- [Exercise]: Convert each line of the listing below into a numbered list item, omitting any blank lines.

- [Record list]:
_____
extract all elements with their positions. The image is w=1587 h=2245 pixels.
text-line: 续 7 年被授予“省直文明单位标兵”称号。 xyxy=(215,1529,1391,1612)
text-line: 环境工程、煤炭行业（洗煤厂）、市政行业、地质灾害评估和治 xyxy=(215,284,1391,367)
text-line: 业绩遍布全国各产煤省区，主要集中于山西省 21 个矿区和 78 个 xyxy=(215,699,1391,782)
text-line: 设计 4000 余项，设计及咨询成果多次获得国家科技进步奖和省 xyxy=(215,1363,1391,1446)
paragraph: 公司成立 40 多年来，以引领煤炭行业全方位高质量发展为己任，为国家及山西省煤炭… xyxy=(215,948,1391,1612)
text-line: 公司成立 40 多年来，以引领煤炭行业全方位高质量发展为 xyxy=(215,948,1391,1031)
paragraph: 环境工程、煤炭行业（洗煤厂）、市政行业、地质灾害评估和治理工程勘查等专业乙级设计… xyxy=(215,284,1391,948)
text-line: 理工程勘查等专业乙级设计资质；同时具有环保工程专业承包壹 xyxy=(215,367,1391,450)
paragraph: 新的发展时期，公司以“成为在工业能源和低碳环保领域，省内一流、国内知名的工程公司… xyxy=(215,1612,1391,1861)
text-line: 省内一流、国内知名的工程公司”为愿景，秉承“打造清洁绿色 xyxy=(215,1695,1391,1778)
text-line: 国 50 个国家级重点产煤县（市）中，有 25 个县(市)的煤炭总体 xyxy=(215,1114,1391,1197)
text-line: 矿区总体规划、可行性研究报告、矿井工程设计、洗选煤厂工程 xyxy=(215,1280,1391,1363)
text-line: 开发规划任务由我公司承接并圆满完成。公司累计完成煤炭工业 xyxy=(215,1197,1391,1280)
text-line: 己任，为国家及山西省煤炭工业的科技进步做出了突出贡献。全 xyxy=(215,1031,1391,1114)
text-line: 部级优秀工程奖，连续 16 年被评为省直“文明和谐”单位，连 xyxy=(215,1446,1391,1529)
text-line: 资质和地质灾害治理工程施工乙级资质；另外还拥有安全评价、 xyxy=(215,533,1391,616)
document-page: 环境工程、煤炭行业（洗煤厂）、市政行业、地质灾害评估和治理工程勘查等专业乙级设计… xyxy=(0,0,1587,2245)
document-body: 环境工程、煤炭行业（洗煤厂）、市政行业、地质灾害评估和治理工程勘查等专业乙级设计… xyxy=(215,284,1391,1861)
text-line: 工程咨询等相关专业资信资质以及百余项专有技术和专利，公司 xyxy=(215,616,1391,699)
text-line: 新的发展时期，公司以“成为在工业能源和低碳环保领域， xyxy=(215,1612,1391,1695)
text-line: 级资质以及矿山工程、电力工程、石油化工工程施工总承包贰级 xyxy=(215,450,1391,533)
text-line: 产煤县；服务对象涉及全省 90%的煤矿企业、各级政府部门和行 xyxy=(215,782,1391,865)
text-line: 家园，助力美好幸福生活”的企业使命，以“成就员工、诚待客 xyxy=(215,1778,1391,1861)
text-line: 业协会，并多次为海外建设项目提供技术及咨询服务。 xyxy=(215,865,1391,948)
_____
- [Exercise response]:
1. extract all elements with their positions. The image is w=1587 h=2245 pixels.
2. text-line: 续 7 年被授予“省直文明单位标兵”称号。 xyxy=(215,1529,1391,1612)
3. text-line: 环境工程、煤炭行业（洗煤厂）、市政行业、地质灾害评估和治 xyxy=(215,284,1391,367)
4. text-line: 业绩遍布全国各产煤省区，主要集中于山西省 21 个矿区和 78 个 xyxy=(215,699,1391,782)
5. text-line: 设计 4000 余项，设计及咨询成果多次获得国家科技进步奖和省 xyxy=(215,1363,1391,1446)
6. paragraph: 公司成立 40 多年来，以引领煤炭行业全方位高质量发展为己任，为国家及山西省煤炭… xyxy=(215,948,1391,1612)
7. text-line: 公司成立 40 多年来，以引领煤炭行业全方位高质量发展为 xyxy=(215,948,1391,1031)
8. paragraph: 环境工程、煤炭行业（洗煤厂）、市政行业、地质灾害评估和治理工程勘查等专业乙级设计… xyxy=(215,284,1391,948)
9. text-line: 理工程勘查等专业乙级设计资质；同时具有环保工程专业承包壹 xyxy=(215,367,1391,450)
10. paragraph: 新的发展时期，公司以“成为在工业能源和低碳环保领域，省内一流、国内知名的工程公司… xyxy=(215,1612,1391,1861)
11. text-line: 省内一流、国内知名的工程公司”为愿景，秉承“打造清洁绿色 xyxy=(215,1695,1391,1778)
12. text-line: 国 50 个国家级重点产煤县（市）中，有 25 个县(市)的煤炭总体 xyxy=(215,1114,1391,1197)
13. text-line: 矿区总体规划、可行性研究报告、矿井工程设计、洗选煤厂工程 xyxy=(215,1280,1391,1363)
14. text-line: 开发规划任务由我公司承接并圆满完成。公司累计完成煤炭工业 xyxy=(215,1197,1391,1280)
15. text-line: 己任，为国家及山西省煤炭工业的科技进步做出了突出贡献。全 xyxy=(215,1031,1391,1114)
16. text-line: 部级优秀工程奖，连续 16 年被评为省直“文明和谐”单位，连 xyxy=(215,1446,1391,1529)
17. text-line: 资质和地质灾害治理工程施工乙级资质；另外还拥有安全评价、 xyxy=(215,533,1391,616)
18. document-page: 环境工程、煤炭行业（洗煤厂）、市政行业、地质灾害评估和治理工程勘查等专业乙级设计… xyxy=(0,0,1587,2245)
19. document-body: 环境工程、煤炭行业（洗煤厂）、市政行业、地质灾害评估和治理工程勘查等专业乙级设计… xyxy=(215,284,1391,1861)
20. text-line: 工程咨询等相关专业资信资质以及百余项专有技术和专利，公司 xyxy=(215,616,1391,699)
21. text-line: 新的发展时期，公司以“成为在工业能源和低碳环保领域， xyxy=(215,1612,1391,1695)
22. text-line: 级资质以及矿山工程、电力工程、石油化工工程施工总承包贰级 xyxy=(215,450,1391,533)
23. text-line: 产煤县；服务对象涉及全省 90%的煤矿企业、各级政府部门和行 xyxy=(215,782,1391,865)
24. text-line: 家园，助力美好幸福生活”的企业使命，以“成就员工、诚待客 xyxy=(215,1778,1391,1861)
25. text-line: 业协会，并多次为海外建设项目提供技术及咨询服务。 xyxy=(215,865,1391,948)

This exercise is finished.